Copy every line of the records below that holds the word "from".

- - -

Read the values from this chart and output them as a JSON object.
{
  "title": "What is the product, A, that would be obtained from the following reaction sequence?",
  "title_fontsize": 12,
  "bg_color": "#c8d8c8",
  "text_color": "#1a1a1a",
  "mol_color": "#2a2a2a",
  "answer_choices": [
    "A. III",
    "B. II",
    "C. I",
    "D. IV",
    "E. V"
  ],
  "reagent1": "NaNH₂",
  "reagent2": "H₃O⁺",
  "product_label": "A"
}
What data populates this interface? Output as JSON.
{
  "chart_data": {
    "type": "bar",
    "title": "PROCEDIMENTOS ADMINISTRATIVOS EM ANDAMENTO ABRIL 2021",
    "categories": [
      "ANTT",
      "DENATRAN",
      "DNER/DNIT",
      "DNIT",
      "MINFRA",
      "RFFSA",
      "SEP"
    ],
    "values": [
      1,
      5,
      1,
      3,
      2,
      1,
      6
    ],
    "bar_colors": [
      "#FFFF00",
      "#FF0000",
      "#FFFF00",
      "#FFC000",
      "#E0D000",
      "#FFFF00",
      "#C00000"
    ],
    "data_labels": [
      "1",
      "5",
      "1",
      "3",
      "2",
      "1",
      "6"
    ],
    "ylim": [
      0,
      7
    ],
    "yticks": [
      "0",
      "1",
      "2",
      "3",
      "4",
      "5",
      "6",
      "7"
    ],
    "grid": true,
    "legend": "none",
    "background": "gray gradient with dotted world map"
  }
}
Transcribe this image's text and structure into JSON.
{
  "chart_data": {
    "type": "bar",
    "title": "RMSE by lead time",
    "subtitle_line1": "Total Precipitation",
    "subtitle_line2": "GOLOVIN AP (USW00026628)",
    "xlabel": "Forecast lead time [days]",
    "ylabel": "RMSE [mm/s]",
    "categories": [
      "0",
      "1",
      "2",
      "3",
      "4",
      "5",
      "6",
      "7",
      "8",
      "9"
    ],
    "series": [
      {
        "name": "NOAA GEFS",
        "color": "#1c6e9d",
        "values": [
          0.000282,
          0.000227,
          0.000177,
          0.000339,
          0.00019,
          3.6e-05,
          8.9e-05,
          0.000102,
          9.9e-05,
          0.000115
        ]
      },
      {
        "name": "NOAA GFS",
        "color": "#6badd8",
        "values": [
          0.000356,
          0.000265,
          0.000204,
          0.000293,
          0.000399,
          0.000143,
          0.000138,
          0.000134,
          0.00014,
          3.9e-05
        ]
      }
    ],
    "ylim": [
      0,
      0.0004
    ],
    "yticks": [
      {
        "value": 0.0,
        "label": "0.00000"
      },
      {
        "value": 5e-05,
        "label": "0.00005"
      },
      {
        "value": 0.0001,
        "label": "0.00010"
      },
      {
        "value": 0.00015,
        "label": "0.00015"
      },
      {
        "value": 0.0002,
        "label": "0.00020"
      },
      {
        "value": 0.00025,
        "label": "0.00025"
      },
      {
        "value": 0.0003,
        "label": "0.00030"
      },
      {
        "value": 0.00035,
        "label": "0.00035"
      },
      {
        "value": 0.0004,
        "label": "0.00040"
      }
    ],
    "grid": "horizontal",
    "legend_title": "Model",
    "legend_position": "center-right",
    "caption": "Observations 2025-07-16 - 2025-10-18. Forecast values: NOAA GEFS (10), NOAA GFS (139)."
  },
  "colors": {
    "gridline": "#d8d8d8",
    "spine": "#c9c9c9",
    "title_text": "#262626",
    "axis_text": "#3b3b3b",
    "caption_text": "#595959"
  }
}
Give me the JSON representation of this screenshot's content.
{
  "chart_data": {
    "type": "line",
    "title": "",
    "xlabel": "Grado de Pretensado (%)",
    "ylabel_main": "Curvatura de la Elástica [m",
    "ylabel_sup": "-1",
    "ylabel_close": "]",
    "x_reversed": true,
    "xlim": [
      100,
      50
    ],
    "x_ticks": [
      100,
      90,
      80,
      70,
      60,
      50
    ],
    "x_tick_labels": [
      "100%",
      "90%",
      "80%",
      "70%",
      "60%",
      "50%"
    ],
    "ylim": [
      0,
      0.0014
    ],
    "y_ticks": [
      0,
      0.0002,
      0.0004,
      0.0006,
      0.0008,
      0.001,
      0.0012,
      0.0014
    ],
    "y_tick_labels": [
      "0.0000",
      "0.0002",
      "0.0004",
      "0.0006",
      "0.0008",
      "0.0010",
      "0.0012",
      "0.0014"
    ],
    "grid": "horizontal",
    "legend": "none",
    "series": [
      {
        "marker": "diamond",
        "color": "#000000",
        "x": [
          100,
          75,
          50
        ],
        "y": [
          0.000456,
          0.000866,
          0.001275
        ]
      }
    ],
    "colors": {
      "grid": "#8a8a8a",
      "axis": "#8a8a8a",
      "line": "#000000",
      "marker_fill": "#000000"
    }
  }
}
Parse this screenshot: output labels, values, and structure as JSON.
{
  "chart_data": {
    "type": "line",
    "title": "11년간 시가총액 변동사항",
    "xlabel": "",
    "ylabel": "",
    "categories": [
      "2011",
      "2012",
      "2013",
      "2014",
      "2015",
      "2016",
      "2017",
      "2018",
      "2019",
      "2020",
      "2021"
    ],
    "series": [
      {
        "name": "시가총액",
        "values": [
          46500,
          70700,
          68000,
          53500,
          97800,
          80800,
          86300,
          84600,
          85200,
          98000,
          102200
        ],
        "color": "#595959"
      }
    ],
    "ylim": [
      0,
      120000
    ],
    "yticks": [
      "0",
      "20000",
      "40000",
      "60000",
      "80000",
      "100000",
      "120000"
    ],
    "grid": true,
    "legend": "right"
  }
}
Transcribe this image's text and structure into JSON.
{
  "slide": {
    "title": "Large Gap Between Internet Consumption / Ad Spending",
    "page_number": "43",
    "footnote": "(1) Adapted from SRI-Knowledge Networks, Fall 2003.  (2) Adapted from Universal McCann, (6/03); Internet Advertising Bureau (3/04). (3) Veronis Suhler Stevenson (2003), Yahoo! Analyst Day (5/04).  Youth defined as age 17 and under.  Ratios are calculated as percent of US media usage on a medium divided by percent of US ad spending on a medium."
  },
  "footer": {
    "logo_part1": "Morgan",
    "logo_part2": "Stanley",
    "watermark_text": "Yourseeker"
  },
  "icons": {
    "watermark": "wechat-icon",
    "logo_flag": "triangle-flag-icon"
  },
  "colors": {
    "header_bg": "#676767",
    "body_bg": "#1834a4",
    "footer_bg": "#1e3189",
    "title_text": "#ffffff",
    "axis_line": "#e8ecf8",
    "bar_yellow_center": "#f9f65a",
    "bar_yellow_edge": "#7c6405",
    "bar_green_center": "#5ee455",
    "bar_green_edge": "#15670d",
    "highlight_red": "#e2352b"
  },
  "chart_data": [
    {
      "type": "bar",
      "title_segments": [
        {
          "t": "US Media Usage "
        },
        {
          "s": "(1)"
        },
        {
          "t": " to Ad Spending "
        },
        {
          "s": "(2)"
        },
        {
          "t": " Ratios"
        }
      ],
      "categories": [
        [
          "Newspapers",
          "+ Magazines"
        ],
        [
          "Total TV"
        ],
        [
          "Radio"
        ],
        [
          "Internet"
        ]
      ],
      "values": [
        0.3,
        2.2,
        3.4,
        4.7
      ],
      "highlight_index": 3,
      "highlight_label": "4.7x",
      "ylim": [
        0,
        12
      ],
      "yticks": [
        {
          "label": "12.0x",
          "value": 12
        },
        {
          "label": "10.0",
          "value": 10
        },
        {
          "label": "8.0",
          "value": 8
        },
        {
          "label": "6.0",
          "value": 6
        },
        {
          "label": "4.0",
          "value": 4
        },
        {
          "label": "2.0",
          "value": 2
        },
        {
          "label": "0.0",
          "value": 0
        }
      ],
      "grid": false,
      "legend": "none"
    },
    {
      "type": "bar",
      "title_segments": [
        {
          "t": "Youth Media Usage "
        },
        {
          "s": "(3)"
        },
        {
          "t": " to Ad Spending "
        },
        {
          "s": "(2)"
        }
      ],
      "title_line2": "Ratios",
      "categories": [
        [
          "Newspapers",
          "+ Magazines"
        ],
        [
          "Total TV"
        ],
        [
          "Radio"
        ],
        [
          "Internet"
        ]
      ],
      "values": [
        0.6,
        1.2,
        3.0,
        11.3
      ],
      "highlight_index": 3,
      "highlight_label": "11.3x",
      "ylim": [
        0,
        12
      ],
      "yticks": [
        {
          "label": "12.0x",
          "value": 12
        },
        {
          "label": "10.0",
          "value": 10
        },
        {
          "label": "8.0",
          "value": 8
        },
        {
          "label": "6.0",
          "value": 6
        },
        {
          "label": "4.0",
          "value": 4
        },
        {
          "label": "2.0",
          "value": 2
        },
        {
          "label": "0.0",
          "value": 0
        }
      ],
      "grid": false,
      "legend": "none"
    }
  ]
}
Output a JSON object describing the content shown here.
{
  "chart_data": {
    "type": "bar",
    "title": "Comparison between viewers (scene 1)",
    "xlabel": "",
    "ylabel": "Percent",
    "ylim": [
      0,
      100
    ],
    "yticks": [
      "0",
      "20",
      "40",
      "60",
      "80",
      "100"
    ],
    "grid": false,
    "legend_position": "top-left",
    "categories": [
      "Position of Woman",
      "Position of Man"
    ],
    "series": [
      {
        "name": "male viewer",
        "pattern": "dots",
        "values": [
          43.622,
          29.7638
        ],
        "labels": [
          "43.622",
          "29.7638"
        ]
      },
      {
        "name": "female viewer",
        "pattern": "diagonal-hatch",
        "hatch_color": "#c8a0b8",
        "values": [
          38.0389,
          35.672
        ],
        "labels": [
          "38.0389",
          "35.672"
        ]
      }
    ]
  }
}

- - -

[Task result]
Read the values from this chart and output them as a JSON object.
  "title": "What is the product, A, that would be obtained from the following reaction sequence?",
    "footnote": "(1) Adapted from SRI-Knowledge Networks, Fall 2003.  (2) Adapted from Universal McCann, (6/03); Internet Advertising Bureau (3/04). (3) Veronis Suhler Stevenson (2003), Yahoo! Analyst Day (5/04).  Youth defined as age 17 and under.  Ratios are calculated as percent of US media usage on a medium divided by percent of US ad spending on a medium."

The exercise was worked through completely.